──────── Material to process ────────

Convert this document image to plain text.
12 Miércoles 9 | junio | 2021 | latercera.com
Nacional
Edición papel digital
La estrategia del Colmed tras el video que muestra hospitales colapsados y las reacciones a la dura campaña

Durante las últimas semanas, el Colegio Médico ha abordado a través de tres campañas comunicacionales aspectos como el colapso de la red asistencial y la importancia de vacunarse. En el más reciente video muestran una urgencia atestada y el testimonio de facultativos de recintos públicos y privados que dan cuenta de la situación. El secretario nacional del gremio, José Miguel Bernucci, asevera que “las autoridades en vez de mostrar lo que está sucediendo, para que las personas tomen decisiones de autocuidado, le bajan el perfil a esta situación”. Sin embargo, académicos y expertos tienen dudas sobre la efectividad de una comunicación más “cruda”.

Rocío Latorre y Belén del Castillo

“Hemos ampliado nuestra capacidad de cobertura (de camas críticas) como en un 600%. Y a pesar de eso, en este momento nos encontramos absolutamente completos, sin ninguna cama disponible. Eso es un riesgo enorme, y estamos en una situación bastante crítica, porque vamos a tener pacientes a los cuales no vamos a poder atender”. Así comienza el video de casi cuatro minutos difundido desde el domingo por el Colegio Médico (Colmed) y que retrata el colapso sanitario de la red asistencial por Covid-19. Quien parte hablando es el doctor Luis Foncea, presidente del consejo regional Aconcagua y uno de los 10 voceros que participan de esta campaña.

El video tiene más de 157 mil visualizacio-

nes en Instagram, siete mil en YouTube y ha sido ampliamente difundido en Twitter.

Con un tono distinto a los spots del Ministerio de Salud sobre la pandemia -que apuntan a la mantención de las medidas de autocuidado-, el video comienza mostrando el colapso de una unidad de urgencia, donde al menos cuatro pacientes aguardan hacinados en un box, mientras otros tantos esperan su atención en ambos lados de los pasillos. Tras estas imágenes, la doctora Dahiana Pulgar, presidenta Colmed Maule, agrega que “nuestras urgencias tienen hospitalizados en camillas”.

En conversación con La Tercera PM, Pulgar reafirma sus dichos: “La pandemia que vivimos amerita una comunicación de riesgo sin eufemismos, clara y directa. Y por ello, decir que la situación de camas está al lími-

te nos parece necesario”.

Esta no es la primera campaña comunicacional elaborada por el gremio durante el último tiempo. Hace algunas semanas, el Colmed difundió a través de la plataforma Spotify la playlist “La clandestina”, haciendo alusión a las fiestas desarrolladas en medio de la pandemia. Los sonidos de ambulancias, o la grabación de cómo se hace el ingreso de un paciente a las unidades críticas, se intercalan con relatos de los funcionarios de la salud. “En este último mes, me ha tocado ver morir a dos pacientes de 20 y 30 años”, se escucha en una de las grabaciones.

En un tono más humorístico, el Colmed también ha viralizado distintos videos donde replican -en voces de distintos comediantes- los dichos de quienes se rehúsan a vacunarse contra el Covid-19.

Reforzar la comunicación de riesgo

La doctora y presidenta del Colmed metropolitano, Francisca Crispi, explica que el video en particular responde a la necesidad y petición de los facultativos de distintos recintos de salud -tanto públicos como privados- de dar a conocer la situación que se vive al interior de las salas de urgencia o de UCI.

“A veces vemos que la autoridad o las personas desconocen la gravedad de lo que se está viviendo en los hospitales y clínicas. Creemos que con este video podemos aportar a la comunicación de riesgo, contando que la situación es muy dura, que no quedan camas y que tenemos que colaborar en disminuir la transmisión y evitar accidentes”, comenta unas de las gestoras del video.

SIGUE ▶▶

────────

Task to complete: Gather up every line from the listing above in which the word "dichos" occurs.

Exercise output:
En conversación con La Tercera PM, Pulgar reafirma sus dichos: “La pandemia que vivimos amerita una comunicación de riesgo sin eufemismos, clara y directa. Y por ello, decir que la situación de camas está al lími-
En un tono más humorístico, el Colmed también ha viralizado distintos videos donde replican -en voces de distintos comediantes- los dichos de quienes se rehúsan a vacunarse contra el Covid-19.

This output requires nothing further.